BRIEF — In full and without alteration, repeat the material.

MATERIAL FOR THIS TASK —
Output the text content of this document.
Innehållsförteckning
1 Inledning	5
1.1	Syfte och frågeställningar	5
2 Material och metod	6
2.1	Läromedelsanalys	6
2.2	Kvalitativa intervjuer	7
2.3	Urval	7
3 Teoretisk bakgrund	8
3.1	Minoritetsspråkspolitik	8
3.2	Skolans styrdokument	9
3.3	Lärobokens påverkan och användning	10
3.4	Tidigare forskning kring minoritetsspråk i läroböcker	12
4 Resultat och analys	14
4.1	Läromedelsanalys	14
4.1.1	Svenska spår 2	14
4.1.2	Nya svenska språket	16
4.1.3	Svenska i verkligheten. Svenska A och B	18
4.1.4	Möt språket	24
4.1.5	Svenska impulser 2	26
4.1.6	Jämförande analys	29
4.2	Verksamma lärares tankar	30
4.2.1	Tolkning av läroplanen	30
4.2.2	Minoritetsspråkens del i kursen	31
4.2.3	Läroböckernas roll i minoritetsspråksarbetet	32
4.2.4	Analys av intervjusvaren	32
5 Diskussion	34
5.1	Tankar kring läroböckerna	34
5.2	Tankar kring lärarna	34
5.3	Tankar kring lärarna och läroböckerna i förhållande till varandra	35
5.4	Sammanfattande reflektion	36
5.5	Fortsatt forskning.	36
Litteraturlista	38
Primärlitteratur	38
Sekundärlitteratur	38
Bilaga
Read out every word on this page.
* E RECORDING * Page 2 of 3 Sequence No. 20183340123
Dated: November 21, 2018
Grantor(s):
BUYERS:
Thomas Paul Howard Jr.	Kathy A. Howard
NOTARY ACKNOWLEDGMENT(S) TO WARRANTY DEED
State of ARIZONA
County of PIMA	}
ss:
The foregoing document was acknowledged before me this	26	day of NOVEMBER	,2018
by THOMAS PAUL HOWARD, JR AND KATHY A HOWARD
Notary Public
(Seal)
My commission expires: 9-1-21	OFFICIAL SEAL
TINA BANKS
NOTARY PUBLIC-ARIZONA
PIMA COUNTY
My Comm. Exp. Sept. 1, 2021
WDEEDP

ANSWER TO THE PROBLEM —
Output the text content of this document.
Innehållsförteckning
1 Inledning	5
1.1	Syfte och frågeställningar	5
2 Material och metod	6
2.1	Läromedelsanalys	6
2.2	Kvalitativa intervjuer	7
2.3	Urval	7
3 Teoretisk bakgrund	8
3.1	Minoritetsspråkspolitik	8
3.2	Skolans styrdokument	9
3.3	Lärobokens påverkan och användning	10
3.4	Tidigare forskning kring minoritetsspråk i läroböcker	12
4 Resultat och analys	14
4.1	Läromedelsanalys	14
4.1.1	Svenska spår 2	14
4.1.2	Nya svenska språket	16
4.1.3	Svenska i verkligheten. Svenska A och B	18
4.1.4	Möt språket	24
4.1.5	Svenska impulser 2	26
4.1.6	Jämförande analys	29
4.2	Verksamma lärares tankar	30
4.2.1	Tolkning av läroplanen	30
4.2.2	Minoritetsspråkens del i kursen	31
4.2.3	Läroböckernas roll i minoritetsspråksarbetet	32
4.2.4	Analys av intervjusvaren	32
5 Diskussion	34
5.1	Tankar kring läroböckerna	34
5.2	Tankar kring lärarna	34
5.3	Tankar kring lärarna och läroböckerna i förhållande till varandra	35
5.4	Sammanfattande reflektion	36
5.5	Fortsatt forskning.	36
Litteraturlista	38
Primärlitteratur	38
Sekundärlitteratur	38
Bilaga
Read out every word on this page.
* E RECORDING * Page 2 of 3 Sequence No. 20183340123
Dated: November 21, 2018
Grantor(s):
BUYERS:
Thomas Paul Howard Jr.	Kathy A. Howard
NOTARY ACKNOWLEDGMENT(S) TO WARRANTY DEED
State of ARIZONA
County of PIMA	}
ss:
The foregoing document was acknowledged before me this	26	day of NOVEMBER	,2018
by THOMAS PAUL HOWARD, JR AND KATHY A HOWARD
Notary Public
(Seal)
My commission expires: 9-1-21	OFFICIAL SEAL
TINA BANKS
NOTARY PUBLIC-ARIZONA
PIMA COUNTY
My Comm. Exp. Sept. 1, 2021
WDEEDP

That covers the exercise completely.